-- Work to be completed --
Among the records below, find each line that includes the string "Washington" and copy it.

-- Task input --
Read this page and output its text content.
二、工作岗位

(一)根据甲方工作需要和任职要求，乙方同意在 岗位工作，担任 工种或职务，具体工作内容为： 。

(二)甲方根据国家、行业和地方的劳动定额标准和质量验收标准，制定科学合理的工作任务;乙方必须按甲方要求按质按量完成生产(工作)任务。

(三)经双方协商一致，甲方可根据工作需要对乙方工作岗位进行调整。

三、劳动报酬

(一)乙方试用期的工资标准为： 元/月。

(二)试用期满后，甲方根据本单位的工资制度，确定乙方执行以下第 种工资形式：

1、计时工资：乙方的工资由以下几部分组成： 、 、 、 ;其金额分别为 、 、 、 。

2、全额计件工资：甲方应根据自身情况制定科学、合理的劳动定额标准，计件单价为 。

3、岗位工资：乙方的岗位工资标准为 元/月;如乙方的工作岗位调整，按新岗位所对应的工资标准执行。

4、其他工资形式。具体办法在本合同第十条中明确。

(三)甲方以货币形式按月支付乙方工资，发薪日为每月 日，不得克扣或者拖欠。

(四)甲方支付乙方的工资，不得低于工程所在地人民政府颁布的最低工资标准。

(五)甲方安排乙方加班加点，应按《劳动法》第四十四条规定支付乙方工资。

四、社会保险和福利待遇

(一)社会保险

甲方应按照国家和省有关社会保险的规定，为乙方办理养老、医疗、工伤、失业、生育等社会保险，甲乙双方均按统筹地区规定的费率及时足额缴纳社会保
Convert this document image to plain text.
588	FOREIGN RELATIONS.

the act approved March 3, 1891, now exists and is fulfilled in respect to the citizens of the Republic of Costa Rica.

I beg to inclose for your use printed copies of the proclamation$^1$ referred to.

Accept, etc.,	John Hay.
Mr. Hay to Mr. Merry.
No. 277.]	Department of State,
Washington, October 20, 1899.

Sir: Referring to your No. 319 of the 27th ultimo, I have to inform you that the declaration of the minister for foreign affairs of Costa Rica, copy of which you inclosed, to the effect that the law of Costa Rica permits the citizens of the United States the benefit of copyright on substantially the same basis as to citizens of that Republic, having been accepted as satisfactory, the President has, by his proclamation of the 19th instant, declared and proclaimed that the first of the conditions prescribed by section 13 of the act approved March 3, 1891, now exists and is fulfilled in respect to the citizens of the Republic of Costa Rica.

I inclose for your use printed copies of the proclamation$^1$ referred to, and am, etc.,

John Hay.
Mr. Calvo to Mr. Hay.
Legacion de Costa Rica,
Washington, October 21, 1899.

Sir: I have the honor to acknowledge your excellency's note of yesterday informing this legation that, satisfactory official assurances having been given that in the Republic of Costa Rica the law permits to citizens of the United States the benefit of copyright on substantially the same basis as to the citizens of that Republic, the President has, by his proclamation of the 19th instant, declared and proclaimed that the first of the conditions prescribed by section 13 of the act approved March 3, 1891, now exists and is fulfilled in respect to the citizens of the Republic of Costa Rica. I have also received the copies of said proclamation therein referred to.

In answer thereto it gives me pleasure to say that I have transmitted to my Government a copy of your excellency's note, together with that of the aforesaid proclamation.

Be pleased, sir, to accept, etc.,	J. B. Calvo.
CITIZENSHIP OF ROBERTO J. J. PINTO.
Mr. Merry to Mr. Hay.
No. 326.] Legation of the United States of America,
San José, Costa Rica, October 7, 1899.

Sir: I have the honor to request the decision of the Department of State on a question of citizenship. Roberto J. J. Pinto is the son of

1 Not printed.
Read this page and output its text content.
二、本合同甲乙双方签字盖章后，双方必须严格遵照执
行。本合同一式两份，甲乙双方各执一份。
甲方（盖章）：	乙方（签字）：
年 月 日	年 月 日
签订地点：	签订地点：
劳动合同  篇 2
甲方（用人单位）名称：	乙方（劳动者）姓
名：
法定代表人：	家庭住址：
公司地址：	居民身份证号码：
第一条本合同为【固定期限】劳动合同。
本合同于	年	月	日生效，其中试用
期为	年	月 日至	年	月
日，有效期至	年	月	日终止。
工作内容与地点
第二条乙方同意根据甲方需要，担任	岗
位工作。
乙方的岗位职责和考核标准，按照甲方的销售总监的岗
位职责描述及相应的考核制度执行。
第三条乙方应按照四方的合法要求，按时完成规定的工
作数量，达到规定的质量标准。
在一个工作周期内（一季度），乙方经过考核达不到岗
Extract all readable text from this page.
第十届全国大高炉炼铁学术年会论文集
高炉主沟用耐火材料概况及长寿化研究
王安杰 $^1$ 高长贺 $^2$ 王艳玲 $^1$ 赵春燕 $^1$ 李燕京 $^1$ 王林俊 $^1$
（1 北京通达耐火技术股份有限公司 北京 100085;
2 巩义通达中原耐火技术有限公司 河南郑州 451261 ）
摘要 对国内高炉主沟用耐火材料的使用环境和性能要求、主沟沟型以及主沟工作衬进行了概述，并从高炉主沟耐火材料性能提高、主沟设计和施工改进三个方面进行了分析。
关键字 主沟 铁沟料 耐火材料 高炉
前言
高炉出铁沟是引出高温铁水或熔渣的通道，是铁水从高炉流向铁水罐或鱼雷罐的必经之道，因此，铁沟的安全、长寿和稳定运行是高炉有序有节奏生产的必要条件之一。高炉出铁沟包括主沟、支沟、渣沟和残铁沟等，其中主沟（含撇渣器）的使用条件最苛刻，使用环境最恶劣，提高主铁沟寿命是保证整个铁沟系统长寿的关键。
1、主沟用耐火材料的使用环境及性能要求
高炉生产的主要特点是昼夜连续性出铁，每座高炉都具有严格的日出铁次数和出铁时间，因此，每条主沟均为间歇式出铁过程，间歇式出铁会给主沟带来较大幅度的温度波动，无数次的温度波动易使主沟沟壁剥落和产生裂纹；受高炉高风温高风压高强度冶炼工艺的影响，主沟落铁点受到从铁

-- Written reply --
Washington, October 20, 1899.
Washington, October 21, 1899.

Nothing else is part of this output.